» Goal of the exercise: Line by line, copy out the entries exactly and leave the pictures behind.

» Entries from a page text dataset:
################

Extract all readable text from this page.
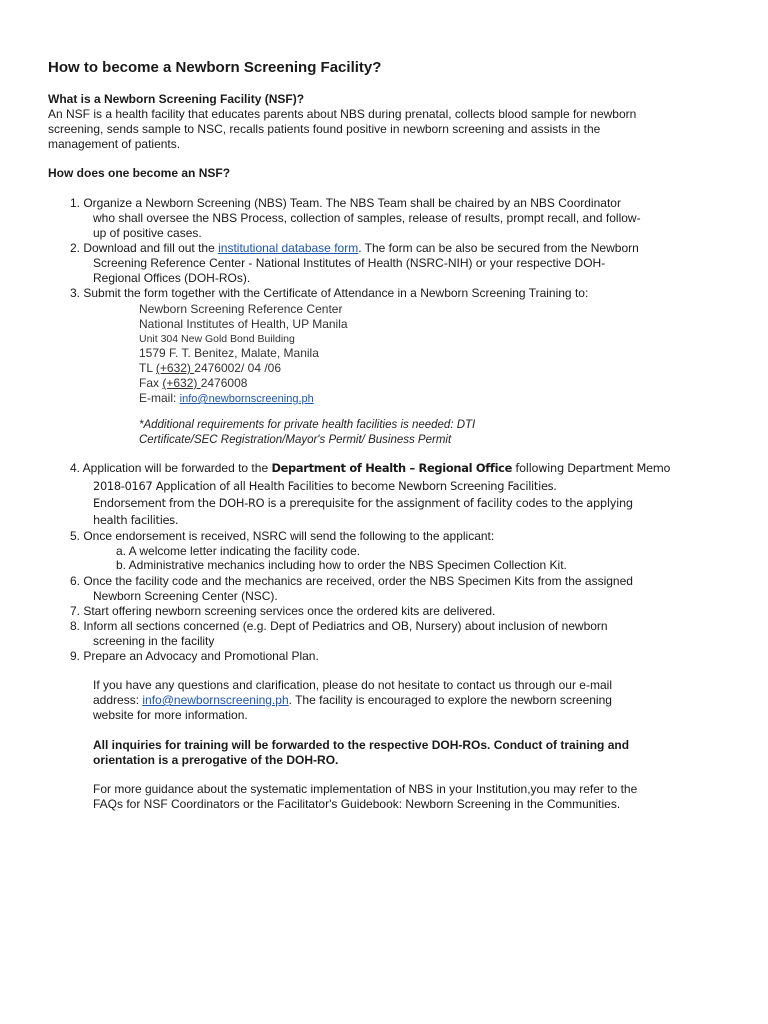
How to become a Newborn Screening Facility?
What is a Newborn Screening Facility (NSF)?
An NSF is a health facility that educates parents about NBS during prenatal, collects blood sample for newborn
screening, sends sample to NSC, recalls patients found positive in newborn screening and assists in the
management of patients.
How does one become an NSF?
1. Organize a Newborn Screening (NBS) Team. The NBS Team shall be chaired by an NBS Coordinator
who shall oversee the NBS Process, collection of samples, release of results, prompt recall, and follow-
up of positive cases.
2. Download and fill out the institutional database form. The form can be also be secured from the Newborn
Screening Reference Center - National Institutes of Health (NSRC-NIH) or your respective DOH-
Regional Offices (DOH-ROs).
3. Submit the form together with the Certificate of Attendance in a Newborn Screening Training to:
Newborn Screening Reference Center
National Institutes of Health, UP Manila
Unit 304 New Gold Bond Building
1579 F. T. Benitez, Malate, Manila
TL (+632) 2476002/ 04 /06
Fax (+632) 2476008
E-mail: info@newbornscreening.ph
*Additional requirements for private health facilities is needed: DTI
Certificate/SEC Registration/Mayor's Permit/ Business Permit
4. Application will be forwarded to the Department of Health – Regional Office following Department Memo
2018-0167 Application of all Health Facilities to become Newborn Screening Facilities.
Endorsement from the DOH-RO is a prerequisite for the assignment of facility codes to the applying
health facilities.
5. Once endorsement is received, NSRC will send the following to the applicant:
a. A welcome letter indicating the facility code.
b. Administrative mechanics including how to order the NBS Specimen Collection Kit.
6. Once the facility code and the mechanics are received, order the NBS Specimen Kits from the assigned
Newborn Screening Center (NSC).
7. Start offering newborn screening services once the ordered kits are delivered.
8. Inform all sections concerned (e.g. Dept of Pediatrics and OB, Nursery) about inclusion of newborn
screening in the facility
9. Prepare an Advocacy and Promotional Plan.
If you have any questions and clarification, please do not hesitate to contact us through our e-mail
address: info@newbornscreening.ph. The facility is encouraged to explore the newborn screening
website for more information.
All inquiries for training will be forwarded to the respective DOH-ROs. Conduct of training and
orientation is a prerogative of the DOH-RO.
For more guidance about the systematic implementation of NBS in your Institution,you may refer to the
FAQs for NSF Coordinators or the Facilitator's Guidebook: Newborn Screening in the Communities.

################

» Task result:
Extract all readable text from this page.
How to become a Newborn Screening Facility?
What is a Newborn Screening Facility (NSF)?
An NSF is a health facility that educates parents about NBS during prenatal, collects blood sample for newborn
screening, sends sample to NSC, recalls patients found positive in newborn screening and assists in the
management of patients.
How does one become an NSF?
1. Organize a Newborn Screening (NBS) Team. The NBS Team shall be chaired by an NBS Coordinator
who shall oversee the NBS Process, collection of samples, release of results, prompt recall, and follow-
up of positive cases.
2. Download and fill out the institutional database form. The form can be also be secured from the Newborn
Screening Reference Center - National Institutes of Health (NSRC-NIH) or your respective DOH-
Regional Offices (DOH-ROs).
3. Submit the form together with the Certificate of Attendance in a Newborn Screening Training to:
Newborn Screening Reference Center
National Institutes of Health, UP Manila
Unit 304 New Gold Bond Building
1579 F. T. Benitez, Malate, Manila
TL (+632) 2476002/ 04 /06
Fax (+632) 2476008
E-mail: info@newbornscreening.ph
*Additional requirements for private health facilities is needed: DTI
Certificate/SEC Registration/Mayor's Permit/ Business Permit
4. Application will be forwarded to the Department of Health – Regional Office following Department Memo
2018-0167 Application of all Health Facilities to become Newborn Screening Facilities.
Endorsement from the DOH-RO is a prerequisite for the assignment of facility codes to the applying
health facilities.
5. Once endorsement is received, NSRC will send the following to the applicant:
a. A welcome letter indicating the facility code.
b. Administrative mechanics including how to order the NBS Specimen Collection Kit.
6. Once the facility code and the mechanics are received, order the NBS Specimen Kits from the assigned
Newborn Screening Center (NSC).
7. Start offering newborn screening services once the ordered kits are delivered.
8. Inform all sections concerned (e.g. Dept of Pediatrics and OB, Nursery) about inclusion of newborn
screening in the facility
9. Prepare an Advocacy and Promotional Plan.
If you have any questions and clarification, please do not hesitate to contact us through our e-mail
address: info@newbornscreening.ph. The facility is encouraged to explore the newborn screening
website for more information.
All inquiries for training will be forwarded to the respective DOH-ROs. Conduct of training and
orientation is a prerogative of the DOH-RO.
For more guidance about the systematic implementation of NBS in your Institution,you may refer to the
FAQs for NSF Coordinators or the Facilitator's Guidebook: Newborn Screening in the Communities.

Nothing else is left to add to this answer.